[CHALLENGE]:
Find the string "note" in the records. Copy every line it appears in.

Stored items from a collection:

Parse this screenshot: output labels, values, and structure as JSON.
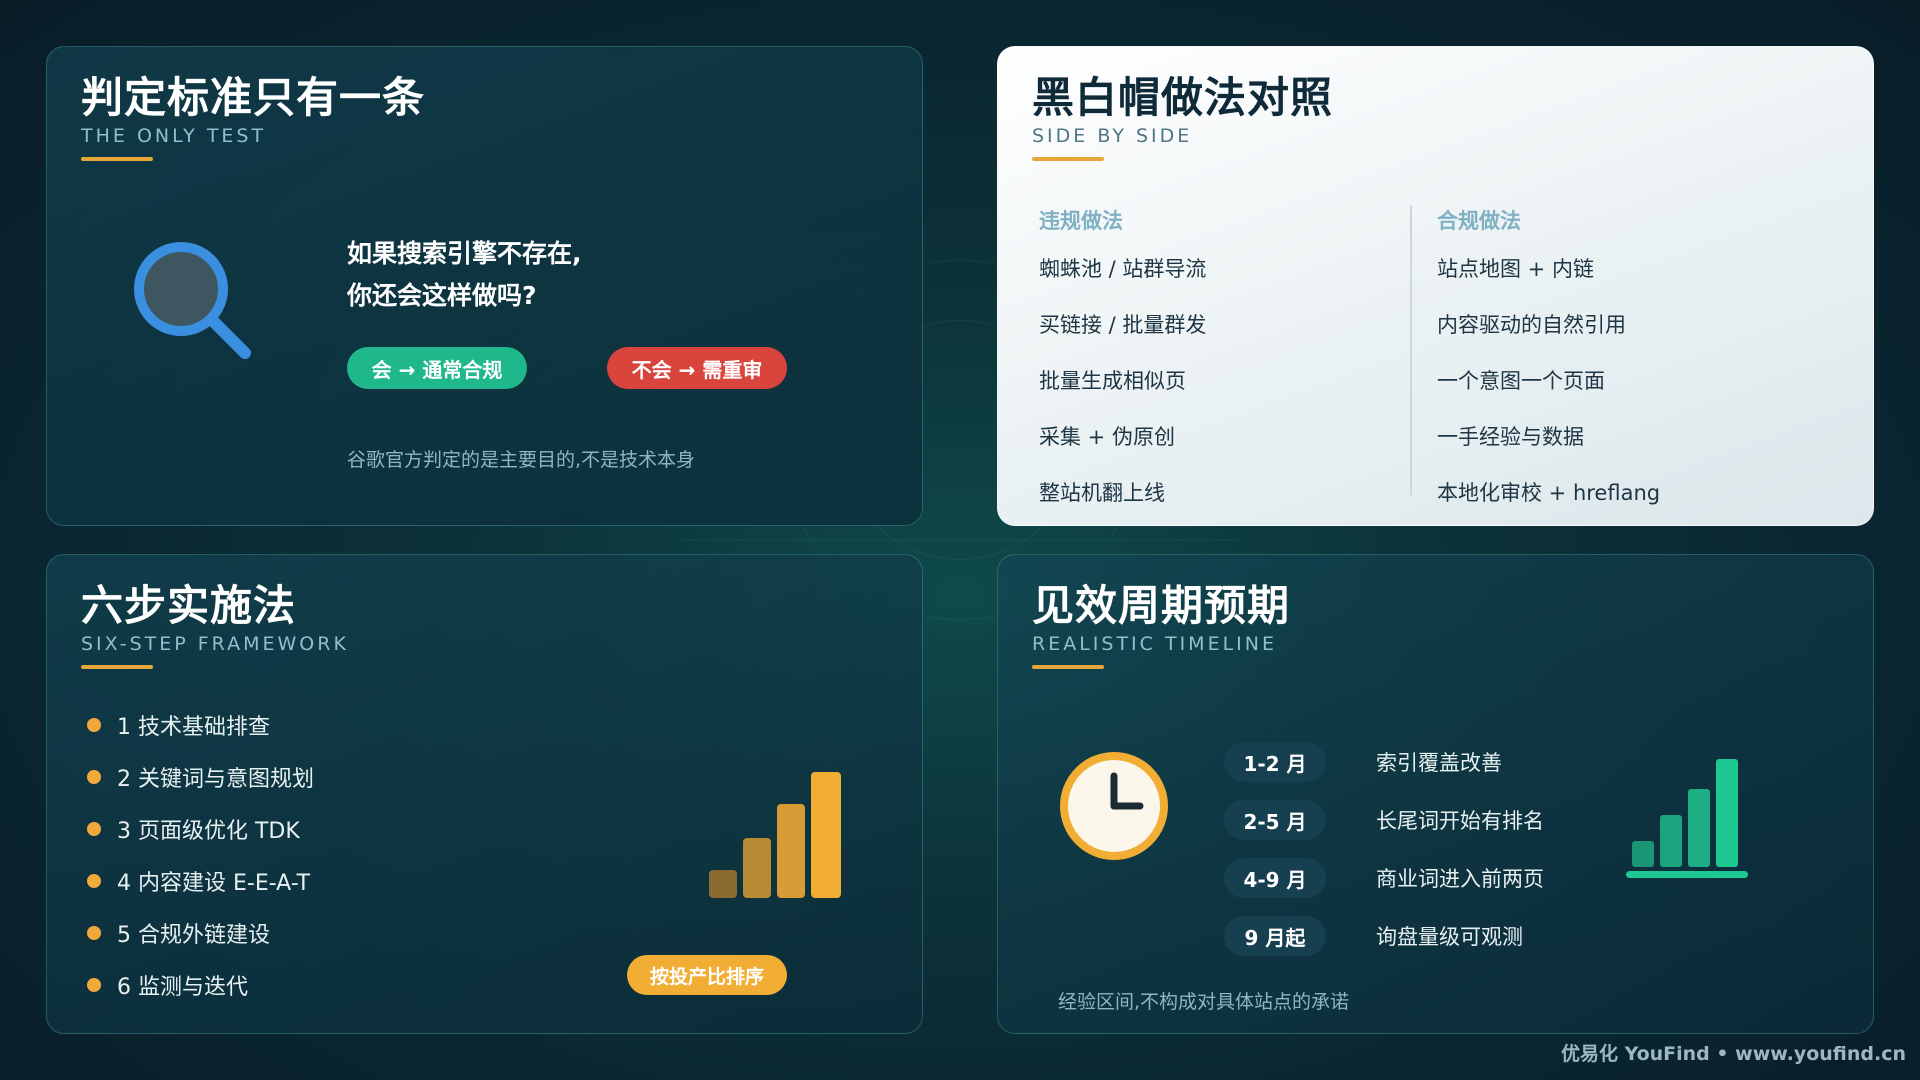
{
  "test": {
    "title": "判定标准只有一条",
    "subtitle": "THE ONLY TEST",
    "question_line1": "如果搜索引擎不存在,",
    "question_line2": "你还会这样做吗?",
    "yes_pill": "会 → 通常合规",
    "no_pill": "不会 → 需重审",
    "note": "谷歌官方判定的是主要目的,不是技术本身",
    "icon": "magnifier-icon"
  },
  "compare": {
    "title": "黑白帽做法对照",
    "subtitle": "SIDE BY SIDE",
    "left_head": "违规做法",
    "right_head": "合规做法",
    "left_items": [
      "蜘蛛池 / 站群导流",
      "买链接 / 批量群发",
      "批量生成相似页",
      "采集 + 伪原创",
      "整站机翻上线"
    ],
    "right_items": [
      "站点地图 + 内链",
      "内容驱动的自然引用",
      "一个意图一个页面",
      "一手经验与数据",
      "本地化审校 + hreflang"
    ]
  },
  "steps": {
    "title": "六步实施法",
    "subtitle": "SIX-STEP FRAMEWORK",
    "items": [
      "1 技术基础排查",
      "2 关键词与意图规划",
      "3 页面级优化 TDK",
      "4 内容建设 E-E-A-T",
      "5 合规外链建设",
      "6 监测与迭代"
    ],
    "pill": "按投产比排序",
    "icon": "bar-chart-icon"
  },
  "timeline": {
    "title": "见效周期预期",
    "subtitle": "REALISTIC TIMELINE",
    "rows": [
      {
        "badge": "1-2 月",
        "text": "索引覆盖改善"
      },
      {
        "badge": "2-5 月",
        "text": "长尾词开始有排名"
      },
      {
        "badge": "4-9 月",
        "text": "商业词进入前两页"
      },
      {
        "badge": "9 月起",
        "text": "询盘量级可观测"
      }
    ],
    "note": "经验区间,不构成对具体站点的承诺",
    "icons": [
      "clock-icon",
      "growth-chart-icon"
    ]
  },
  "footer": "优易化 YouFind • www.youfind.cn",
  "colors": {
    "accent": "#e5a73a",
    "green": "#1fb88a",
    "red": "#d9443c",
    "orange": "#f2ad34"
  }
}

[RESULT BELOW]:
    "note": "谷歌官方判定的是主要目的,不是技术本身",
    "note": "经验区间,不构成对具体站点的承诺",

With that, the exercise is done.